[What the exercise asks]
Filter the records for lines holding the string "được".
━━━━━ Data to process
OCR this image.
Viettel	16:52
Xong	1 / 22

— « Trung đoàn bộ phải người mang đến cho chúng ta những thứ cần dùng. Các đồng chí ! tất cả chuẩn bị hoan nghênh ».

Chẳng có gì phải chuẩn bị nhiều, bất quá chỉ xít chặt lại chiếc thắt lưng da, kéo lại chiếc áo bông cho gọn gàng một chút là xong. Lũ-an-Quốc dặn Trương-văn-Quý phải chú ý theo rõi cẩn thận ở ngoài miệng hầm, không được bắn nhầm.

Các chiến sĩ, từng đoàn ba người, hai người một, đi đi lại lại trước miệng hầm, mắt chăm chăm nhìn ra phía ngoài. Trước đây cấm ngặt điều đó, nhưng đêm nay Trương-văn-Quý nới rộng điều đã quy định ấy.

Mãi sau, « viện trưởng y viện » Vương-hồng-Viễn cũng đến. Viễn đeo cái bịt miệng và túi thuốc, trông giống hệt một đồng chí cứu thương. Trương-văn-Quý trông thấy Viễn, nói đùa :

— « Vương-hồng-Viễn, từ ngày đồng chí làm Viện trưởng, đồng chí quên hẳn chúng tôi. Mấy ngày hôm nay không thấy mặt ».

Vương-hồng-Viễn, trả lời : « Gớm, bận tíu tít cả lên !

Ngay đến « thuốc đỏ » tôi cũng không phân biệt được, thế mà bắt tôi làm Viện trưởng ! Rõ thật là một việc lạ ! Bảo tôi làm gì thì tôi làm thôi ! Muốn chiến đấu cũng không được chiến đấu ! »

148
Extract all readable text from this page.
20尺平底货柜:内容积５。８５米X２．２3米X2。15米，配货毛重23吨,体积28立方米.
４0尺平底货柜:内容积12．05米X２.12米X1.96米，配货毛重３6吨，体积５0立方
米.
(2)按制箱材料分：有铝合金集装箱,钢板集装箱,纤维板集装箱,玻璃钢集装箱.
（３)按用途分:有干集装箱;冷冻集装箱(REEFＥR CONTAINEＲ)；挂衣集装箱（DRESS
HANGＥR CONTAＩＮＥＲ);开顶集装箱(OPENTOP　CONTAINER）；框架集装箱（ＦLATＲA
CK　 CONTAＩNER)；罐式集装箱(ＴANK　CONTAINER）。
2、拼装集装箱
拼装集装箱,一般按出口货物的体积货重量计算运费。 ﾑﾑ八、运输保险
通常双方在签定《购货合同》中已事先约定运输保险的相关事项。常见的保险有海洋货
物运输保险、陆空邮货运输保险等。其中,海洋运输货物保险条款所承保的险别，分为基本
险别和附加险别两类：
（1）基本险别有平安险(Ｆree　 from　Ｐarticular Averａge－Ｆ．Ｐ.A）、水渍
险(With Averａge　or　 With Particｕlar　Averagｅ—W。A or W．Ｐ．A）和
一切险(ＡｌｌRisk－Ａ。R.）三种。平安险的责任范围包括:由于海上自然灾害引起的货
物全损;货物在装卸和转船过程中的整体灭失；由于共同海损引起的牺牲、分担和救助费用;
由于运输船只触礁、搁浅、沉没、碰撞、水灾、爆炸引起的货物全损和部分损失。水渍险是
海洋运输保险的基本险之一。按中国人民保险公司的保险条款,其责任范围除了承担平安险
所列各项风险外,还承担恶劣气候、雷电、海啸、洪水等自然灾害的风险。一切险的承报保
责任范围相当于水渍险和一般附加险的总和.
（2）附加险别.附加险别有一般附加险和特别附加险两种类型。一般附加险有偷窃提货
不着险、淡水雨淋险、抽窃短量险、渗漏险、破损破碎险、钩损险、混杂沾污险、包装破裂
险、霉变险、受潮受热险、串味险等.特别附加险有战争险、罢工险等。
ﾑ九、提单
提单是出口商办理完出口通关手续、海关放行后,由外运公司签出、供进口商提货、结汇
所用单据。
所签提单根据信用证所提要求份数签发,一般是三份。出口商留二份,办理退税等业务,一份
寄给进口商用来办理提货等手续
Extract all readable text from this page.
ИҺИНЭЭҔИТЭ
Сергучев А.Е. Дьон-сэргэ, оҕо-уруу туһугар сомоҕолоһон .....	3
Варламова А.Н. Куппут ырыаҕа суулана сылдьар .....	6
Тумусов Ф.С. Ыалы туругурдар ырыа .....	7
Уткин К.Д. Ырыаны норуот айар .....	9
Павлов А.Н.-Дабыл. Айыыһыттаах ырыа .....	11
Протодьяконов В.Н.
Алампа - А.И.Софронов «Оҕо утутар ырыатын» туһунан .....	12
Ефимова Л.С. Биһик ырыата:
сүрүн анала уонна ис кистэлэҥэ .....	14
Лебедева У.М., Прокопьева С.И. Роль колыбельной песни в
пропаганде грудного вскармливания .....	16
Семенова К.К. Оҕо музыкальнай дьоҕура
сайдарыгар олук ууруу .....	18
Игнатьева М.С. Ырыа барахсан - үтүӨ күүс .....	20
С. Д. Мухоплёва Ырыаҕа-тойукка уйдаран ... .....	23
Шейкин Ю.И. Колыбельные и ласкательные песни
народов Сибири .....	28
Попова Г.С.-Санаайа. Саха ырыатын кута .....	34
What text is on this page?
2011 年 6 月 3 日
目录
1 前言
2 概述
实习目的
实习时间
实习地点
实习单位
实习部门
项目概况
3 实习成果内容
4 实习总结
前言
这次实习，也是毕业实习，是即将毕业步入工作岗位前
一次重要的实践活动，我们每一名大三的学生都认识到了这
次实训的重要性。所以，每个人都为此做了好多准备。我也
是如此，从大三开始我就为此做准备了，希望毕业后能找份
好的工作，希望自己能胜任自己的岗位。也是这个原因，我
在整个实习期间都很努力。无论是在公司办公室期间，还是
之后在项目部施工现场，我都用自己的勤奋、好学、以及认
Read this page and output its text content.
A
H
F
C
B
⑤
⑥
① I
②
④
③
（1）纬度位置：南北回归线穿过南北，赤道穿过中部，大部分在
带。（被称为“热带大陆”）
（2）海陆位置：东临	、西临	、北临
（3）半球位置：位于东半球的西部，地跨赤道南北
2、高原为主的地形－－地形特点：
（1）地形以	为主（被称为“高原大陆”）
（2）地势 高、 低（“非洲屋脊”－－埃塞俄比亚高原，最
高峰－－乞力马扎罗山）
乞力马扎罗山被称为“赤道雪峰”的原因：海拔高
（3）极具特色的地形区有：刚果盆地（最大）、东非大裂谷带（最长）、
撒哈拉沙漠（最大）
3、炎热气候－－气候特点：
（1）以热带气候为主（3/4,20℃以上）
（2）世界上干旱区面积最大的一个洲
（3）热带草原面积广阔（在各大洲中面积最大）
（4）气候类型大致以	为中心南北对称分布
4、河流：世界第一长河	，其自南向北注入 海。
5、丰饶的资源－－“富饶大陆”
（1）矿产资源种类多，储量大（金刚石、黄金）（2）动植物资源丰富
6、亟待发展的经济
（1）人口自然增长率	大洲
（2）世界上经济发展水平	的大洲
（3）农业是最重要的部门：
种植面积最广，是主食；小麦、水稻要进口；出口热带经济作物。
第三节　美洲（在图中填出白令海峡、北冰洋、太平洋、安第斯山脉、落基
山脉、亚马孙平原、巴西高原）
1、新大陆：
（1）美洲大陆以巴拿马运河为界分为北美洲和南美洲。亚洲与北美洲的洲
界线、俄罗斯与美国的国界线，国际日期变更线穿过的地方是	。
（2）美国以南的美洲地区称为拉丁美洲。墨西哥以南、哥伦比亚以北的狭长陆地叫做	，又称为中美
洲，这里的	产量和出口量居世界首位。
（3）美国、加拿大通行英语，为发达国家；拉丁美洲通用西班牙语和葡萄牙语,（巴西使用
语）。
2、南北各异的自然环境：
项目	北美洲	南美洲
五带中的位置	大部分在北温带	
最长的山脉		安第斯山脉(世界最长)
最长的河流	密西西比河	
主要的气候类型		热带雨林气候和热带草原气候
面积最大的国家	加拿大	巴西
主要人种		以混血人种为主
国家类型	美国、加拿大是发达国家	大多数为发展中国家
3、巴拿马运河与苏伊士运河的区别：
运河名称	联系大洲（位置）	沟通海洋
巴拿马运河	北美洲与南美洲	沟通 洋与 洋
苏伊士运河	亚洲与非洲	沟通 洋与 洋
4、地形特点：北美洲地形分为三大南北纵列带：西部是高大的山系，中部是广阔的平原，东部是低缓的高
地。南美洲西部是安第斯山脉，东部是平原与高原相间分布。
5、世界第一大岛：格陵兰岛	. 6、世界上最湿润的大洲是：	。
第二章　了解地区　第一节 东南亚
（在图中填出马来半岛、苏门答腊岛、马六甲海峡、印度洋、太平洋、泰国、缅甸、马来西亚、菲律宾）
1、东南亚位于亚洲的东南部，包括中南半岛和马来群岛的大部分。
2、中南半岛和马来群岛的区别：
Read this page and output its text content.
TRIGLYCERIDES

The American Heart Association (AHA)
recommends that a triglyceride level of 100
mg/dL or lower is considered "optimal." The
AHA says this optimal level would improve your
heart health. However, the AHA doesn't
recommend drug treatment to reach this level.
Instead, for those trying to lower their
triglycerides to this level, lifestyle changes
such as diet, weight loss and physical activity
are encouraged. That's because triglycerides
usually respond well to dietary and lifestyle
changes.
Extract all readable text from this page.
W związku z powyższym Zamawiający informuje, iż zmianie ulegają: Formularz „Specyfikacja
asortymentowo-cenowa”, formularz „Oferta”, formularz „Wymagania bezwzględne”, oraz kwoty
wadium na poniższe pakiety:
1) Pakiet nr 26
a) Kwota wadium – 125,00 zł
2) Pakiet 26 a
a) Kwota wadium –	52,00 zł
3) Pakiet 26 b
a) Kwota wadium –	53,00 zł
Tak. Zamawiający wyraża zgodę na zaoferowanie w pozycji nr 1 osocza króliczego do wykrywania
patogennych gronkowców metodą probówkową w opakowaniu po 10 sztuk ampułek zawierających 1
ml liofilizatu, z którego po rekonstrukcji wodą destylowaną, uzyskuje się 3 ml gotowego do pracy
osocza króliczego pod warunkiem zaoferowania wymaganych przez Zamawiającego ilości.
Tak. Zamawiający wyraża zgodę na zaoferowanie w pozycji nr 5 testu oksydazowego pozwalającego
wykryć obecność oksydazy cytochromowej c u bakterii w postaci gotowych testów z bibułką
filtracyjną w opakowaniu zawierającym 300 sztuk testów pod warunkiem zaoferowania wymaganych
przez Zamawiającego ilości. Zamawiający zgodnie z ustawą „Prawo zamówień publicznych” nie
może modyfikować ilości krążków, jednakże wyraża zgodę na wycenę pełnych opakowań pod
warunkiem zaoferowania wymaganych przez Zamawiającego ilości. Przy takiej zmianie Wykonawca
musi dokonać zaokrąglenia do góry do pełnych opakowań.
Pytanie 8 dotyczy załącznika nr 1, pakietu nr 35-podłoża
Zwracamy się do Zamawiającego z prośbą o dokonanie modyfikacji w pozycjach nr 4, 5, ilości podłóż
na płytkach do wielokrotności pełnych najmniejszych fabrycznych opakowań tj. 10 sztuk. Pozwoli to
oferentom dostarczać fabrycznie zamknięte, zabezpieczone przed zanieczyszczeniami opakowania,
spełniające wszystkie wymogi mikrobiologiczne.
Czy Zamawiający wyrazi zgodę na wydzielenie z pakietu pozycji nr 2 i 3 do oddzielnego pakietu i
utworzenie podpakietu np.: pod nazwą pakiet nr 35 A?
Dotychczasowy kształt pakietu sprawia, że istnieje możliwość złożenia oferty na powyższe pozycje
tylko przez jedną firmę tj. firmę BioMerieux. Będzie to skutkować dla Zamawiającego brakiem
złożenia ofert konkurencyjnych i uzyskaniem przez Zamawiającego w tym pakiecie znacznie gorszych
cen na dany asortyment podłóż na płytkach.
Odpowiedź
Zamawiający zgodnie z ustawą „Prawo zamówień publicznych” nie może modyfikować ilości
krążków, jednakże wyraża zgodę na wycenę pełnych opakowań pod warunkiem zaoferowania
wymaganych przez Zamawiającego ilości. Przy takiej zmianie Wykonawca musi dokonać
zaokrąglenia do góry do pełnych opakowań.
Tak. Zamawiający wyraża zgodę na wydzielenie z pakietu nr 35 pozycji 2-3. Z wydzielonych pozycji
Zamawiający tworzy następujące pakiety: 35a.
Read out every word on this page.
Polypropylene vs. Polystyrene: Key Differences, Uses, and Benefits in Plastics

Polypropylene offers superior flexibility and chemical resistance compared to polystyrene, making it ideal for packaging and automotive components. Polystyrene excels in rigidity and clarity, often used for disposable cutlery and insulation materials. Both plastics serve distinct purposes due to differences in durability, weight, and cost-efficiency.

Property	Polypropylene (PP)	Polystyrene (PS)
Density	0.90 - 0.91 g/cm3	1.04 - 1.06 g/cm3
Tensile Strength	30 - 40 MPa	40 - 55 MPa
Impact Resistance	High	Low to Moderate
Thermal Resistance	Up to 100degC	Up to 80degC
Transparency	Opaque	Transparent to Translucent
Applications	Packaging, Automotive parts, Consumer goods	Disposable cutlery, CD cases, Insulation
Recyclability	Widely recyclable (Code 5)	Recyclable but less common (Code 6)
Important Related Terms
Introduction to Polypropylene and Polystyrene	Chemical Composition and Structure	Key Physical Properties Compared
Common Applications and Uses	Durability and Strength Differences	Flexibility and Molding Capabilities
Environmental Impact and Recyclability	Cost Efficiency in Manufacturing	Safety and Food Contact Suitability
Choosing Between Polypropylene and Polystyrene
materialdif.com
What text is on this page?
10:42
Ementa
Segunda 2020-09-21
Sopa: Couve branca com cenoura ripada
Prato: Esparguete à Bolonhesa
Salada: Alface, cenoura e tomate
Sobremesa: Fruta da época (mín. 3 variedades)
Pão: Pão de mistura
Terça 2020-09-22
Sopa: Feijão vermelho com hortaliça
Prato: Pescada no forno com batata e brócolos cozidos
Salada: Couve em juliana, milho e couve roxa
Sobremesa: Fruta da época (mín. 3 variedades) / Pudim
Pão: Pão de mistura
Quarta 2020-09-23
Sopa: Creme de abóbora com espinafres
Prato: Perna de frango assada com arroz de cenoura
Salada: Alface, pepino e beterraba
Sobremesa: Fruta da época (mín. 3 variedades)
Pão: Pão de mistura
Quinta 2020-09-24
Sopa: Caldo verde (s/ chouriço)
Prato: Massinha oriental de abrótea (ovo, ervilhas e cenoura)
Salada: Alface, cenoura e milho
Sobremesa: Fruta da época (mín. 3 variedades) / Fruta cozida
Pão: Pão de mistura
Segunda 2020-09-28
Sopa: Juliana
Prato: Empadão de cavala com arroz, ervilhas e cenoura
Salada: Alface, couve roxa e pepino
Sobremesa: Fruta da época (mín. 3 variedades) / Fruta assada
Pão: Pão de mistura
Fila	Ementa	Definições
━━━━━━━━━━
[Result of this exercise]
Chẳng có gì phải chuẩn bị nhiều, bất quá chỉ xít chặt lại chiếc thắt lưng da, kéo lại chiếc áo bông cho gọn gàng một chút là xong. Lũ-an-Quốc dặn Trương-văn-Quý phải chú ý theo rõi cẩn thận ở ngoài miệng hầm, không được bắn nhầm.
Ngay đến « thuốc đỏ » tôi cũng không phân biệt được, thế mà bắt tôi làm Viện trưởng ! Rõ thật là một việc lạ ! Bảo tôi làm gì thì tôi làm thôi ! Muốn chiến đấu cũng không được chiến đấu ! »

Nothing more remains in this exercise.